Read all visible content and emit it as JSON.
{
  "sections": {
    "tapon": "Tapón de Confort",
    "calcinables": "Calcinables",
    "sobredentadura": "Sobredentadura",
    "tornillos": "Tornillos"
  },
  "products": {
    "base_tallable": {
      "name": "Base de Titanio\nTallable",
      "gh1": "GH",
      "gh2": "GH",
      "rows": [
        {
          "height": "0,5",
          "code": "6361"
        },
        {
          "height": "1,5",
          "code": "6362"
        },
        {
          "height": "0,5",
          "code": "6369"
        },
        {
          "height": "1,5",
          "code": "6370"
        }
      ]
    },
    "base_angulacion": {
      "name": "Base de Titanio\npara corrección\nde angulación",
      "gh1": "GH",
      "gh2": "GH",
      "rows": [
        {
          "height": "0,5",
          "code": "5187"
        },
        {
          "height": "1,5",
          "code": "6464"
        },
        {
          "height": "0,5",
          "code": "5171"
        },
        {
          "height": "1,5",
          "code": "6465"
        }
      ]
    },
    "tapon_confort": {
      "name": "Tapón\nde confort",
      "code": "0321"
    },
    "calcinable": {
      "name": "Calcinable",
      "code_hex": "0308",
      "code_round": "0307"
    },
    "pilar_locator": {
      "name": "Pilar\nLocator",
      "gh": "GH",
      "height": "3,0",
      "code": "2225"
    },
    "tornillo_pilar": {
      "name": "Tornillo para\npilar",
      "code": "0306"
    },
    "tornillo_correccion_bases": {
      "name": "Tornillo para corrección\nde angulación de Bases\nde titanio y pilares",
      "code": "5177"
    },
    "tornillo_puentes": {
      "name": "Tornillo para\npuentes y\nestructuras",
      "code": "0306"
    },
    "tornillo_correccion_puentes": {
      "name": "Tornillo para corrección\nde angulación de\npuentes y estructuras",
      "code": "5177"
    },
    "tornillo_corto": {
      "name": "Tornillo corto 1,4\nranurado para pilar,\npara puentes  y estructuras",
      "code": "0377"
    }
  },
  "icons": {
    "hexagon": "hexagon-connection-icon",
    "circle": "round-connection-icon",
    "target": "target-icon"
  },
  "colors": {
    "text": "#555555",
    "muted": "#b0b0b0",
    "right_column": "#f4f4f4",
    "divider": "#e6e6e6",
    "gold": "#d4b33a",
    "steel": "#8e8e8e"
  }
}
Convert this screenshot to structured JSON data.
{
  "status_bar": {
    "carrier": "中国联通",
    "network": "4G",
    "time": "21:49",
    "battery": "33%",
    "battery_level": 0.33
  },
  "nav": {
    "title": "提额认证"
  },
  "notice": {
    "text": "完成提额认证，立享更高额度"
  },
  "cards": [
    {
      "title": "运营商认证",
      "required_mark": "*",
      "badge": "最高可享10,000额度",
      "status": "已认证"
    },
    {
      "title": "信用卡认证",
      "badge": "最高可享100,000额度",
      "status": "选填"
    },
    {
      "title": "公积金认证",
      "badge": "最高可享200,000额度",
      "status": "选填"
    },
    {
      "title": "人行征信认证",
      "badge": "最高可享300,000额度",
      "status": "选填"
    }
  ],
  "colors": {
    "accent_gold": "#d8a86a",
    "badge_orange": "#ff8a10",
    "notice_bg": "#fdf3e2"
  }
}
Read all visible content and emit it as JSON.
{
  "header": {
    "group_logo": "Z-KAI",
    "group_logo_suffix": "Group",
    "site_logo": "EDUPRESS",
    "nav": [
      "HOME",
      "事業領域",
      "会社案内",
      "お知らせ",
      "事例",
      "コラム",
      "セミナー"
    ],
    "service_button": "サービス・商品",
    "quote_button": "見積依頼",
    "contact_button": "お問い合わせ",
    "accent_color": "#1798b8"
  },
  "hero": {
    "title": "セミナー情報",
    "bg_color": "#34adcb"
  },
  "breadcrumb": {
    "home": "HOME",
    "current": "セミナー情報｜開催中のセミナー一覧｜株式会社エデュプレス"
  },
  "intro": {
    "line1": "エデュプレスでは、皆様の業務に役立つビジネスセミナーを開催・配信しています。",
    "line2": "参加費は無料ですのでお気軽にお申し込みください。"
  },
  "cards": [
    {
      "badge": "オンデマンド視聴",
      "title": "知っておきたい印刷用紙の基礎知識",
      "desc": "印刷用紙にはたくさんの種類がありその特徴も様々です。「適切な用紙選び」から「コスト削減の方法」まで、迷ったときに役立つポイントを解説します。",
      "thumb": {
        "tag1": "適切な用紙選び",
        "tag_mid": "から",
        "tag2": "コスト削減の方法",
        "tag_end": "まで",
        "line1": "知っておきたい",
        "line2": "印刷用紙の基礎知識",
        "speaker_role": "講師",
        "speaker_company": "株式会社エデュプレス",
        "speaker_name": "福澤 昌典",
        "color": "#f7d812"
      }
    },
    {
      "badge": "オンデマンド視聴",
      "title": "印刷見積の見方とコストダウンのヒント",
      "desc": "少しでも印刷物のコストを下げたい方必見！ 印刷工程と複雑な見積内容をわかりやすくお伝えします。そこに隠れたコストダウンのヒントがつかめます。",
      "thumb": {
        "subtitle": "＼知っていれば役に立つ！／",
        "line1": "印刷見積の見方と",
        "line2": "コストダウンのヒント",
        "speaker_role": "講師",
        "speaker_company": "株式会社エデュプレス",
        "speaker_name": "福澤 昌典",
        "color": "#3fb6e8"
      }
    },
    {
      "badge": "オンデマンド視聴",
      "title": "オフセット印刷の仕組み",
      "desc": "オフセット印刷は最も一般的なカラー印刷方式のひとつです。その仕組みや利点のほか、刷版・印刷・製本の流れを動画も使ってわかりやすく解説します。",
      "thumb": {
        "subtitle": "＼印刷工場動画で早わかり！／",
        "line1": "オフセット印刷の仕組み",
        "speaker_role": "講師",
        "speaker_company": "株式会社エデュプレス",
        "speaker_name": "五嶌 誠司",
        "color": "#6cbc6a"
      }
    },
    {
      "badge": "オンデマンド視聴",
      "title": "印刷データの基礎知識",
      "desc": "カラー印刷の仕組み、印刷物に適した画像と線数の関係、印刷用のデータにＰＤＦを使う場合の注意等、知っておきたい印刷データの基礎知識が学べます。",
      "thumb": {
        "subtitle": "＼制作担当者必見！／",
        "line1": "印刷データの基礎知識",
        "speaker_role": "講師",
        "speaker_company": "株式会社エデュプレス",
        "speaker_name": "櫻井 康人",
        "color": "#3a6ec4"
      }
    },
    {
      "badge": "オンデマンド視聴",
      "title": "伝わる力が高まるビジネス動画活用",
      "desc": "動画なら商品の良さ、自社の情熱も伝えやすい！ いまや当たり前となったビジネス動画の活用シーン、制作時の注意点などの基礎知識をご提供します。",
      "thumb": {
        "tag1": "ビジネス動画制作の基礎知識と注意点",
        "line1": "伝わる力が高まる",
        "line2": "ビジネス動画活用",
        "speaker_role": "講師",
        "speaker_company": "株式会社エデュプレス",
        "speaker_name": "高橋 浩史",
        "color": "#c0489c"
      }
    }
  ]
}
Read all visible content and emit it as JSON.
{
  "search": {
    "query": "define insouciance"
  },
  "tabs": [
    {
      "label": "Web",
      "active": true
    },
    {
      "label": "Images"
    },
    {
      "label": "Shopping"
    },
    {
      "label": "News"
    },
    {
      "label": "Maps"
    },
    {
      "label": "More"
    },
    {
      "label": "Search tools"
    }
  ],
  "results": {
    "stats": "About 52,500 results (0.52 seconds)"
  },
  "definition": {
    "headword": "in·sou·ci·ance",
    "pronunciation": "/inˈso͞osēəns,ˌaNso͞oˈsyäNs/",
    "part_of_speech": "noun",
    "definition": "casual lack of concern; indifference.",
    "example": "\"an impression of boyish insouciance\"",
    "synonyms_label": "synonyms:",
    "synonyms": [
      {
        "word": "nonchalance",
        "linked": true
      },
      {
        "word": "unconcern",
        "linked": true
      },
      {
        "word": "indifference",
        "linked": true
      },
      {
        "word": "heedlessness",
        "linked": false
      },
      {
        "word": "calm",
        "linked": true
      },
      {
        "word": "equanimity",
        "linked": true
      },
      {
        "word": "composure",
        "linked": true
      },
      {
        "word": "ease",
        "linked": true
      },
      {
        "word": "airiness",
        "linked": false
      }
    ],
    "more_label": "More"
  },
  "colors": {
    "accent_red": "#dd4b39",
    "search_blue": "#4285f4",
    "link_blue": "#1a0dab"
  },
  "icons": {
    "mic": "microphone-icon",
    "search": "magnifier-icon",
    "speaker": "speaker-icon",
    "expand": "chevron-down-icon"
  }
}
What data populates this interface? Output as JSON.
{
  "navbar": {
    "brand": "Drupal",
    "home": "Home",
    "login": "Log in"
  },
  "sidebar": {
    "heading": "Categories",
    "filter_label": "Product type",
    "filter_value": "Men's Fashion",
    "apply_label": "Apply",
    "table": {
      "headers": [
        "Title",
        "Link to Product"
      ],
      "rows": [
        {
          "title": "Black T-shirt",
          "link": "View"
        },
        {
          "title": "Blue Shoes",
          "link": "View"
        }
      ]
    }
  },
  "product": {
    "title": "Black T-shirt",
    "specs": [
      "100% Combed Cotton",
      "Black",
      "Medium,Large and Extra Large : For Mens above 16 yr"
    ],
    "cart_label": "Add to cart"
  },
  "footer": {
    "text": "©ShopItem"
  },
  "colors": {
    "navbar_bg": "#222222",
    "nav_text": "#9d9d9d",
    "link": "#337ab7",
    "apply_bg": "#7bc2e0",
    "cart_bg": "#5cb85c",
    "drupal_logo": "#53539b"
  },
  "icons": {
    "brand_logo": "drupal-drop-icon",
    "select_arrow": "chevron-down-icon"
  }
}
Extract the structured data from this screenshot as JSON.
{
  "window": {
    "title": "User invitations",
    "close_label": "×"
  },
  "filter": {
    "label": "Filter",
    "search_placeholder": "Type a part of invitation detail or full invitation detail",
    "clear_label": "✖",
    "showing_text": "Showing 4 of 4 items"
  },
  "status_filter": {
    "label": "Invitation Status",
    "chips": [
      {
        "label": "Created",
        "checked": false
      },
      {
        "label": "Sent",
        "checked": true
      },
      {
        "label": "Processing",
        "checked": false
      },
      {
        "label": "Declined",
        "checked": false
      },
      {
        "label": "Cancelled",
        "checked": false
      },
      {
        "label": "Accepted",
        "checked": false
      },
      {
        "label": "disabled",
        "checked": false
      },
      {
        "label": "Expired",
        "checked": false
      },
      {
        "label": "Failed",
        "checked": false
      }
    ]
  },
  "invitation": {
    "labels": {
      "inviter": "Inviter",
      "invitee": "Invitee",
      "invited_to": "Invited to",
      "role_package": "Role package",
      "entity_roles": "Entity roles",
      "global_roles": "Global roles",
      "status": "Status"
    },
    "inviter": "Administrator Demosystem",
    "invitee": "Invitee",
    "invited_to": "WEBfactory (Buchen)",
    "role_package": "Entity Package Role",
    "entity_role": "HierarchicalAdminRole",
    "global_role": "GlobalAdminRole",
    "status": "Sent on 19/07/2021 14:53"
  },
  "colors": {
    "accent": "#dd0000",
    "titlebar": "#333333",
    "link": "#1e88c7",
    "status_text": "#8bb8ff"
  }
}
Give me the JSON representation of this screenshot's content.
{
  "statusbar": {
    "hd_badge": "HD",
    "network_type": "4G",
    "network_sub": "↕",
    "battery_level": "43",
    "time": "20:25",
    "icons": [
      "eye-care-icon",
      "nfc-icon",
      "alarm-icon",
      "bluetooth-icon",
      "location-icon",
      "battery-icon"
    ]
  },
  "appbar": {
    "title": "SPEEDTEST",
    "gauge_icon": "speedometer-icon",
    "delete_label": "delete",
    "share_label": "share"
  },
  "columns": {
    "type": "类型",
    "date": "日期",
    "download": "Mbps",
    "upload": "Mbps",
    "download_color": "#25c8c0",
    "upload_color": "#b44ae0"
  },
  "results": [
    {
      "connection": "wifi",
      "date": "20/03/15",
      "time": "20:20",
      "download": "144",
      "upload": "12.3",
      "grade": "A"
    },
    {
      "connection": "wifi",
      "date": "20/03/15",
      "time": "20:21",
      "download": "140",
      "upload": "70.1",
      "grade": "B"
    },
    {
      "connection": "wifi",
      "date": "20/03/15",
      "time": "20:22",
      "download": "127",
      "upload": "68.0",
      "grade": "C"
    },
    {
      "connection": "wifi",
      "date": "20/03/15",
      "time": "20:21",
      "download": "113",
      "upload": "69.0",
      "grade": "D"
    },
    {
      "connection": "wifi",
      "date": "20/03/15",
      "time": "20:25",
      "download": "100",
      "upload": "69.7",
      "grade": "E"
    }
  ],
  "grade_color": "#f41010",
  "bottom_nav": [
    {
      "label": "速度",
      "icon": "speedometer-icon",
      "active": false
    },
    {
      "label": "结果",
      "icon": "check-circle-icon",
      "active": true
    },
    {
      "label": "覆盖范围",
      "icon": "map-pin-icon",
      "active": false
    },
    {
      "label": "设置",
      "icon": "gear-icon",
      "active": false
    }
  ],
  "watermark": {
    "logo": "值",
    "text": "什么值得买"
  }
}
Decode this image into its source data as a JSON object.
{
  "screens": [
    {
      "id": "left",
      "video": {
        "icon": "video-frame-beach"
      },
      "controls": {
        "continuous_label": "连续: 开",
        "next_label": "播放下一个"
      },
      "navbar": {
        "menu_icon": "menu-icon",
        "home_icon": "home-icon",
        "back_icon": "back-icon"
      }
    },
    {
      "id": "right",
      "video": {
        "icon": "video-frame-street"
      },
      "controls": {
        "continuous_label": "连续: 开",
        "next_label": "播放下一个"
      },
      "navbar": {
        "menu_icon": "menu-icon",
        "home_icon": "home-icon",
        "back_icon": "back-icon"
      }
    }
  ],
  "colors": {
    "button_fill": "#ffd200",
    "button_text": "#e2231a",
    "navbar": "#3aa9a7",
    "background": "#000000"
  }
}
=-=-=
> _What you should do_
From the "Decode this image" line to the close of the listing, restate each line word for word.

> _Written response_
Decode this image into its source data as a JSON object.
{
  "screens": [
    {
      "id": "left",
      "video": {
        "icon": "video-frame-beach"
      },
      "controls": {
        "continuous_label": "连续: 开",
        "next_label": "播放下一个"
      },
      "navbar": {
        "menu_icon": "menu-icon",
        "home_icon": "home-icon",
        "back_icon": "back-icon"
      }
    },
    {
      "id": "right",
      "video": {
        "icon": "video-frame-street"
      },
      "controls": {
        "continuous_label": "连续: 开",
        "next_label": "播放下一个"
      },
      "navbar": {
        "menu_icon": "menu-icon",
        "home_icon": "home-icon",
        "back_icon": "back-icon"
      }
    }
  ],
  "colors": {
    "button_fill": "#ffd200",
    "button_text": "#e2231a",
    "navbar": "#3aa9a7",
    "background": "#000000"
  }
}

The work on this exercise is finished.